Data shown >>

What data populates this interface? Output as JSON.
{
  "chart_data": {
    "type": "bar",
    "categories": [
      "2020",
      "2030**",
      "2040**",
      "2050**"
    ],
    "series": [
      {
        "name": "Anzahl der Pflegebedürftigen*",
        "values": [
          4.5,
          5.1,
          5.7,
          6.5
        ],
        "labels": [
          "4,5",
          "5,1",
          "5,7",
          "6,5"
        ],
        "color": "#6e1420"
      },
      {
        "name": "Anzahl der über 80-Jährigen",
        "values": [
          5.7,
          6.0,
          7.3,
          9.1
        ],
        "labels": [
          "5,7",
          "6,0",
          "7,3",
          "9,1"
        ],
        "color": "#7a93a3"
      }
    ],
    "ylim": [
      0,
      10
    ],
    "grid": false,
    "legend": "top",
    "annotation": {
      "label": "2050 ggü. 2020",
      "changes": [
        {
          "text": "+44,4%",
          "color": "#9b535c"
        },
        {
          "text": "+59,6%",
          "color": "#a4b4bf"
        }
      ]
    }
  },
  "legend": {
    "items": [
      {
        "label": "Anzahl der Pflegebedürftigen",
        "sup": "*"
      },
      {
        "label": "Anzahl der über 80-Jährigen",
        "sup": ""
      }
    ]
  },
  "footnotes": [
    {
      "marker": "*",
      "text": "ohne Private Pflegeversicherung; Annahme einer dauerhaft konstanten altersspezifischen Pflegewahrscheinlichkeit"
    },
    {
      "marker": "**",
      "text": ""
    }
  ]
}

The exercise >> Restate each record exactly as written.

Exercise response >>
What data populates this interface? Output as JSON.
{
  "chart_data": {
    "type": "bar",
    "categories": [
      "2020",
      "2030**",
      "2040**",
      "2050**"
    ],
    "series": [
      {
        "name": "Anzahl der Pflegebedürftigen*",
        "values": [
          4.5,
          5.1,
          5.7,
          6.5
        ],
        "labels": [
          "4,5",
          "5,1",
          "5,7",
          "6,5"
        ],
        "color": "#6e1420"
      },
      {
        "name": "Anzahl der über 80-Jährigen",
        "values": [
          5.7,
          6.0,
          7.3,
          9.1
        ],
        "labels": [
          "5,7",
          "6,0",
          "7,3",
          "9,1"
        ],
        "color": "#7a93a3"
      }
    ],
    "ylim": [
      0,
      10
    ],
    "grid": false,
    "legend": "top",
    "annotation": {
      "label": "2050 ggü. 2020",
      "changes": [
        {
          "text": "+44,4%",
          "color": "#9b535c"
        },
        {
          "text": "+59,6%",
          "color": "#a4b4bf"
        }
      ]
    }
  },
  "legend": {
    "items": [
      {
        "label": "Anzahl der Pflegebedürftigen",
        "sup": "*"
      },
      {
        "label": "Anzahl der über 80-Jährigen",
        "sup": ""
      }
    ]
  },
  "footnotes": [
    {
      "marker": "*",
      "text": "ohne Private Pflegeversicherung; Annahme einer dauerhaft konstanten altersspezifischen Pflegewahrscheinlichkeit"
    },
    {
      "marker": "**",
      "text": ""
    }
  ]
}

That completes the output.